(Records)
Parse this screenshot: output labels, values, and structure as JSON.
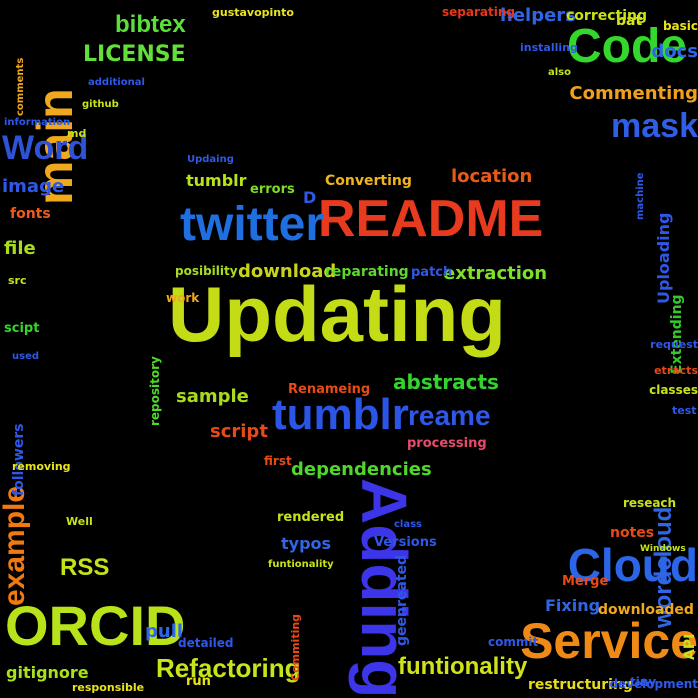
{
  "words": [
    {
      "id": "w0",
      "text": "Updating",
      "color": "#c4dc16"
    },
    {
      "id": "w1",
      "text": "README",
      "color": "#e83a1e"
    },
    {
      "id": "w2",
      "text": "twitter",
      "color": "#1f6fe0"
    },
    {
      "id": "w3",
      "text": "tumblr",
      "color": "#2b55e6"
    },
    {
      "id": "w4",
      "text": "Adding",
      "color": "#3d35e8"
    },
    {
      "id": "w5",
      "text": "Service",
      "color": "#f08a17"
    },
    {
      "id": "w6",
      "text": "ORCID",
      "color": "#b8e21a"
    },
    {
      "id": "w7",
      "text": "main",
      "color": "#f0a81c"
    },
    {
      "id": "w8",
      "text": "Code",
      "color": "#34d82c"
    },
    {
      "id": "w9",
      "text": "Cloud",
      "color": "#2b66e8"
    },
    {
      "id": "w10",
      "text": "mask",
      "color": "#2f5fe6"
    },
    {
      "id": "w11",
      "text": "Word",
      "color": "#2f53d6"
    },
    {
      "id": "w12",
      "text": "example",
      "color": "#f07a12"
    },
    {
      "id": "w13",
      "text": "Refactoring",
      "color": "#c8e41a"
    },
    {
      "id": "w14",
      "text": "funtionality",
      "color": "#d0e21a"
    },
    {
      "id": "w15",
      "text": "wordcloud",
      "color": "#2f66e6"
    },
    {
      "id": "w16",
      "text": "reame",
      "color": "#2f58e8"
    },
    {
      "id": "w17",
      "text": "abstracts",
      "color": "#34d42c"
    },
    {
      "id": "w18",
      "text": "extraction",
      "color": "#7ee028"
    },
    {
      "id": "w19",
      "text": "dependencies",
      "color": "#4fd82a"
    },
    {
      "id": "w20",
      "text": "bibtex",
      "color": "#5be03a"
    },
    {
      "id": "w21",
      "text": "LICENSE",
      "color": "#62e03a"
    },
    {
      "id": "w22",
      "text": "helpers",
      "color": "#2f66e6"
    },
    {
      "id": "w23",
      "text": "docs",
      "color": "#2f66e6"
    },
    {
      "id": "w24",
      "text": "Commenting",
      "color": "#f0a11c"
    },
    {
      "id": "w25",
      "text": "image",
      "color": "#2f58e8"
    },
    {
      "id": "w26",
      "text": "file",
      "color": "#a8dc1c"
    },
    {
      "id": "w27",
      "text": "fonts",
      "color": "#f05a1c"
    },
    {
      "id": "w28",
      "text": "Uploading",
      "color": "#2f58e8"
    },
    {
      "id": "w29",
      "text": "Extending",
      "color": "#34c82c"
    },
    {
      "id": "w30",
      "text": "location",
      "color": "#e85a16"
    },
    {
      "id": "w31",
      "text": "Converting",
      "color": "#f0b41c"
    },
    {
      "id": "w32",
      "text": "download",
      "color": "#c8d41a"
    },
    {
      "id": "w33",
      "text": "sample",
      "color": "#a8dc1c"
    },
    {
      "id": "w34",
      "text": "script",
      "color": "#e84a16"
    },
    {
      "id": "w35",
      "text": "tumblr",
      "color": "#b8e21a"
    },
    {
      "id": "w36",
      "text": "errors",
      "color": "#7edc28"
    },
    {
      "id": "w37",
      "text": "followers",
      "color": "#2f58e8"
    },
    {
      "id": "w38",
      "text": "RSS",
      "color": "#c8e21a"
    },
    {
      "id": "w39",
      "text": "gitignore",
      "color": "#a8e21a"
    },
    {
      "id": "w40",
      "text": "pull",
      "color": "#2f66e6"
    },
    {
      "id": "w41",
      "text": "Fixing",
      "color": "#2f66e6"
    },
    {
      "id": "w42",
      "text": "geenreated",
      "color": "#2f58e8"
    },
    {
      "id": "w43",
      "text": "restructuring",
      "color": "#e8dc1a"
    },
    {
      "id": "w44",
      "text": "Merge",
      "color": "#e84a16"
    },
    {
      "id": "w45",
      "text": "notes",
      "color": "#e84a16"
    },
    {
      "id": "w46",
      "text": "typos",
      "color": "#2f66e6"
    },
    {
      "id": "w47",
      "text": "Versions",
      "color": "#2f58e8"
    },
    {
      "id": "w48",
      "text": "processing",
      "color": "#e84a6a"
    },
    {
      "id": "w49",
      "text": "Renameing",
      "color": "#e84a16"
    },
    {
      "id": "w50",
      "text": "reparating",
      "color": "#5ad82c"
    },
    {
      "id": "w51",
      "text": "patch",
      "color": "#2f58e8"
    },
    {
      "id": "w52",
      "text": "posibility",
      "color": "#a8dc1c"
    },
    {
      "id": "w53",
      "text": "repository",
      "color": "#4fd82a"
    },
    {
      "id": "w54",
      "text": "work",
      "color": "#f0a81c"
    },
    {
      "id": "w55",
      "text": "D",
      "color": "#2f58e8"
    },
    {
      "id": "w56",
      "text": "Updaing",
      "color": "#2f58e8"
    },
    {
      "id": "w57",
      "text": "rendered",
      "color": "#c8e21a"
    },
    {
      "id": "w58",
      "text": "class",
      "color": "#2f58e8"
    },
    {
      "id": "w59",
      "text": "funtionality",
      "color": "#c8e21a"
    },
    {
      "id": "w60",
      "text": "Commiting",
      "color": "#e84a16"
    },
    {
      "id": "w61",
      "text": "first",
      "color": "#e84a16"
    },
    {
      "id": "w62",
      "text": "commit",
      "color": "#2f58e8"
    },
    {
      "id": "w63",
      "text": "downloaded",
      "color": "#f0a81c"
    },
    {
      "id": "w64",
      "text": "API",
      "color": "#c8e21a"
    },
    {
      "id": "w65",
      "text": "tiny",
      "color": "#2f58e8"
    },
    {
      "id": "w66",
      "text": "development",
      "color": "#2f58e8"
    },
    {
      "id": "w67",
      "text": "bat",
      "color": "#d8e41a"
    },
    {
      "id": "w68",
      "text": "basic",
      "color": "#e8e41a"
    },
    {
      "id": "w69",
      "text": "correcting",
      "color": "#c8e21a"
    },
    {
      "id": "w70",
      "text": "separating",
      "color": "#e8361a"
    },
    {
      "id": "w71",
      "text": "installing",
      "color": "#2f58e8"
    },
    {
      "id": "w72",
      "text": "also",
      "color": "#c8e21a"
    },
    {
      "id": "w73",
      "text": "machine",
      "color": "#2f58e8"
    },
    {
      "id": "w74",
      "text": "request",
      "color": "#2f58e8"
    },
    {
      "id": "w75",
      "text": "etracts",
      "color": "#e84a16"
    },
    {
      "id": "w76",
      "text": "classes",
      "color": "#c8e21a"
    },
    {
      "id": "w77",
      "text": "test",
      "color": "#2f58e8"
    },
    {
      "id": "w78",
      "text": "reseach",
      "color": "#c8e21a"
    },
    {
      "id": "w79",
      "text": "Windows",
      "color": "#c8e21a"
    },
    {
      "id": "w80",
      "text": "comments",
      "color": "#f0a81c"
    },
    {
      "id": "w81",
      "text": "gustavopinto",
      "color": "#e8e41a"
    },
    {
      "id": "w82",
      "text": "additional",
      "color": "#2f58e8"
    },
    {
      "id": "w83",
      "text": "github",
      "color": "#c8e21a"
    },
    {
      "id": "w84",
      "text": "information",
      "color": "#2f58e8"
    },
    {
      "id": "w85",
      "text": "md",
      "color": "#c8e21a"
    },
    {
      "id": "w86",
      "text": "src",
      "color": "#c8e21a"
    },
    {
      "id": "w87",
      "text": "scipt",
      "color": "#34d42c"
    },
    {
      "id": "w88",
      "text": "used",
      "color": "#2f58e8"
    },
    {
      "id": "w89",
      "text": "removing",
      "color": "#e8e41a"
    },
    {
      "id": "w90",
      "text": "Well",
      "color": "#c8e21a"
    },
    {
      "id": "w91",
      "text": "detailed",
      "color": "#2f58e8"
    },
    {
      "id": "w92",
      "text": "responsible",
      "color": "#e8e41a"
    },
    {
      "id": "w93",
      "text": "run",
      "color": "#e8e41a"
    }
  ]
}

==

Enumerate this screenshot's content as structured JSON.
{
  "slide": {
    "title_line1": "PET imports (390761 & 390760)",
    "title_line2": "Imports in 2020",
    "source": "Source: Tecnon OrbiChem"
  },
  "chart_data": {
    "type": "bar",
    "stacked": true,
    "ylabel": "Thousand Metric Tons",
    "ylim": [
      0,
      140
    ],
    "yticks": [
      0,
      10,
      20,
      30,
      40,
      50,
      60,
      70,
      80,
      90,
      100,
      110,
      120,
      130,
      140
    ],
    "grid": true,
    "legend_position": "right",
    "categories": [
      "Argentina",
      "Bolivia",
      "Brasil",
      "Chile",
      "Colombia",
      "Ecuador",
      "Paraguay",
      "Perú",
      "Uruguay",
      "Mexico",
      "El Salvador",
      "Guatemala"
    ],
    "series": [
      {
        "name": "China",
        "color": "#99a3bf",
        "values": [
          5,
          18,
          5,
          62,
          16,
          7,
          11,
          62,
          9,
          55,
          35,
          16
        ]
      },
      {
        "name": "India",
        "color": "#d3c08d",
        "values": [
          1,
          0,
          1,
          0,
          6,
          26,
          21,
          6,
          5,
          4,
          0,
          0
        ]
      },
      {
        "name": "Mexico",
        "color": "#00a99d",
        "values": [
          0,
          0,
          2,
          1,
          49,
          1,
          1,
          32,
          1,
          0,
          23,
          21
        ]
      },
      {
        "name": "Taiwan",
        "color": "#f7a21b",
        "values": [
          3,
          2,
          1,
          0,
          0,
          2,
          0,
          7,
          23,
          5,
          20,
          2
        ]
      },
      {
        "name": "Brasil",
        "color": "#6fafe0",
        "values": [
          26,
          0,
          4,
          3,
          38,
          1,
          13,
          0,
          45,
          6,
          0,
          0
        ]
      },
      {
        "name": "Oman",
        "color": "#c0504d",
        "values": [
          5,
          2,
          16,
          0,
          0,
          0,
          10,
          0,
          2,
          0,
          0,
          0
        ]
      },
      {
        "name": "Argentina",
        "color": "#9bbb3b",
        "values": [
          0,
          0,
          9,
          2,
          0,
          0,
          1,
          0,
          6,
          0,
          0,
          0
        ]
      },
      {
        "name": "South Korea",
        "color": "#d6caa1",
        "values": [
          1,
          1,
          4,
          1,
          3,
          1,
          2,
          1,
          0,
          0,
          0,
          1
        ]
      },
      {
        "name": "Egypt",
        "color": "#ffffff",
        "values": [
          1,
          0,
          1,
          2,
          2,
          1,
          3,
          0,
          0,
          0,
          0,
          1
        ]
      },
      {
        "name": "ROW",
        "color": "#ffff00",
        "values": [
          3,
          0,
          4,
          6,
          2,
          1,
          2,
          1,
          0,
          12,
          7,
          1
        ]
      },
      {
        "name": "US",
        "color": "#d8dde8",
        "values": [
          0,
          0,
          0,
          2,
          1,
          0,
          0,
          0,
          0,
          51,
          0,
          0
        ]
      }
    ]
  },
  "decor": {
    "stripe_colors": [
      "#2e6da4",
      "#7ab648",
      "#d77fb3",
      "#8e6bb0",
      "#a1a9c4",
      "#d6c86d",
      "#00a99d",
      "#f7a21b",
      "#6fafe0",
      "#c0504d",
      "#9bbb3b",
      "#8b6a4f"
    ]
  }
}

:: STATED EXERCISE ::
Lines holding the word "JSON" in the entries above are the ones to pull out. Copy them all.

:: FULL RESPONSE ::
Parse this screenshot: output labels, values, and structure as JSON.
Enumerate this screenshot's content as structured JSON.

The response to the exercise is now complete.